For the records that follow, return only the count of lines containing the string "layer".

---*---

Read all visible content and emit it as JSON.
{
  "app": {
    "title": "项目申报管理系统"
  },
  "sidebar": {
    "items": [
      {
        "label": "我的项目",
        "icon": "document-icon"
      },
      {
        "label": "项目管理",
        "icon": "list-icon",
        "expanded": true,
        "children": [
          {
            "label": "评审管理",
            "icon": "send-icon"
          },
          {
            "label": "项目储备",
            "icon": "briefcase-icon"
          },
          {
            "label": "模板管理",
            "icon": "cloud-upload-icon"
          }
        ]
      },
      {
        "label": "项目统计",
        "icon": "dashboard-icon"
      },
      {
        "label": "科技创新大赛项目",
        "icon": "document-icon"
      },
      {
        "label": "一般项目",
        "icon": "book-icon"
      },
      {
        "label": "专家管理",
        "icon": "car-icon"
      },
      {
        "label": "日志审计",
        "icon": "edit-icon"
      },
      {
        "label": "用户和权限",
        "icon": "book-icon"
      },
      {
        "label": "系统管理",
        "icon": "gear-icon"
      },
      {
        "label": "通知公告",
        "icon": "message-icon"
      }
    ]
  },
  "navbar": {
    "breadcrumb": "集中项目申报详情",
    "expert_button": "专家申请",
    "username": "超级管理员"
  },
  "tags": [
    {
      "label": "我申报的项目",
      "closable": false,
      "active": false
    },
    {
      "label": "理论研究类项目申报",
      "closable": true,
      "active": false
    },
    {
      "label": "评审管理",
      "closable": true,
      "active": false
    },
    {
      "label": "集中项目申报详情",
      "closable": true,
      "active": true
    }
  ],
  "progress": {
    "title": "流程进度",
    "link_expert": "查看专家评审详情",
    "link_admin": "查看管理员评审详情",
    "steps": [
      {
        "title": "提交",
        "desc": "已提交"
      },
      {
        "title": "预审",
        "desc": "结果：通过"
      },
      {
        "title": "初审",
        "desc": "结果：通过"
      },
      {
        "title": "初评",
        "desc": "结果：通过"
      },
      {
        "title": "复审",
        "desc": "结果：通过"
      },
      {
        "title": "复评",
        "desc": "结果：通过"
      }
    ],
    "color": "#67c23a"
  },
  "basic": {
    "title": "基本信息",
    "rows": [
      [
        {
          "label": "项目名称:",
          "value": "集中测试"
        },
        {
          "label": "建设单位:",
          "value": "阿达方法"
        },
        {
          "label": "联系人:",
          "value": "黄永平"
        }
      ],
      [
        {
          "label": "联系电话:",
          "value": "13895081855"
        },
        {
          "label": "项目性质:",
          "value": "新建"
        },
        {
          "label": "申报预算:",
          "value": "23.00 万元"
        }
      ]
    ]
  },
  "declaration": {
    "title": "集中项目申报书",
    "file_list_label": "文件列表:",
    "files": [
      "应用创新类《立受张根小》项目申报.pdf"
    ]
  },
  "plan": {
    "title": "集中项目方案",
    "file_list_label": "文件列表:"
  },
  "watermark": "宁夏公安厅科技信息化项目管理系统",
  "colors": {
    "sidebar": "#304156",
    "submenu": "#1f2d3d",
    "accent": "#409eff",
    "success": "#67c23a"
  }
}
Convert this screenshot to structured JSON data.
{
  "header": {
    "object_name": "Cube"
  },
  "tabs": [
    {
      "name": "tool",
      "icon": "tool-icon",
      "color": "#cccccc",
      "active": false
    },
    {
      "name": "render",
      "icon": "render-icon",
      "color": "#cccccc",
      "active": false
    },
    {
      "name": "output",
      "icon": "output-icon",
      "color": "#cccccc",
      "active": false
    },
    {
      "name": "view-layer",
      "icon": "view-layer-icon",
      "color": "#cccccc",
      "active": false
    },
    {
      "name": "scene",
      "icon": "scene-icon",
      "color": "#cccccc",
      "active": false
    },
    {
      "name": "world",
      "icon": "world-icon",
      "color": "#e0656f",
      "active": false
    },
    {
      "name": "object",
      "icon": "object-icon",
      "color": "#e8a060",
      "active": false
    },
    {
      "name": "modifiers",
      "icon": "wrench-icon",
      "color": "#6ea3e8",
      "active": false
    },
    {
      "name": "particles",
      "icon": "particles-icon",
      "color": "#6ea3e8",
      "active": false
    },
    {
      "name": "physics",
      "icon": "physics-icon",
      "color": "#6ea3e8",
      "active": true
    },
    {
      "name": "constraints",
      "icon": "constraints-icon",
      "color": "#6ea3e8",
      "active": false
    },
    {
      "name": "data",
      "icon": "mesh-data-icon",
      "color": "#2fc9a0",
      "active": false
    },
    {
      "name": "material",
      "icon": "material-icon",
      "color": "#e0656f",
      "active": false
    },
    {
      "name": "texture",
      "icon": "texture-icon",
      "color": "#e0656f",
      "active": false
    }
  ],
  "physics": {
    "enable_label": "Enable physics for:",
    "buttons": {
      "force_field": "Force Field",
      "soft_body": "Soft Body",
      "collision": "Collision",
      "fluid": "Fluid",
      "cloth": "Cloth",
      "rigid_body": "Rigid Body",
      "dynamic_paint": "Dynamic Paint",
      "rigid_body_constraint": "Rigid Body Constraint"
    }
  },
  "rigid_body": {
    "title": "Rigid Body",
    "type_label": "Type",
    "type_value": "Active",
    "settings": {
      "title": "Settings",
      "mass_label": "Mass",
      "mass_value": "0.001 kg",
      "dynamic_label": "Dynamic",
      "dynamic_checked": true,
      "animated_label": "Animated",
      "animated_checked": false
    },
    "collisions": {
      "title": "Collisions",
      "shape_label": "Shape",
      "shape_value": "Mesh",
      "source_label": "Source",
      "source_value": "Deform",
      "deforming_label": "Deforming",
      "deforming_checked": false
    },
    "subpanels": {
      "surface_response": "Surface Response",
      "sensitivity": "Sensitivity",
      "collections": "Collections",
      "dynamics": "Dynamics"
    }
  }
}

---*---

#### [The solution]
2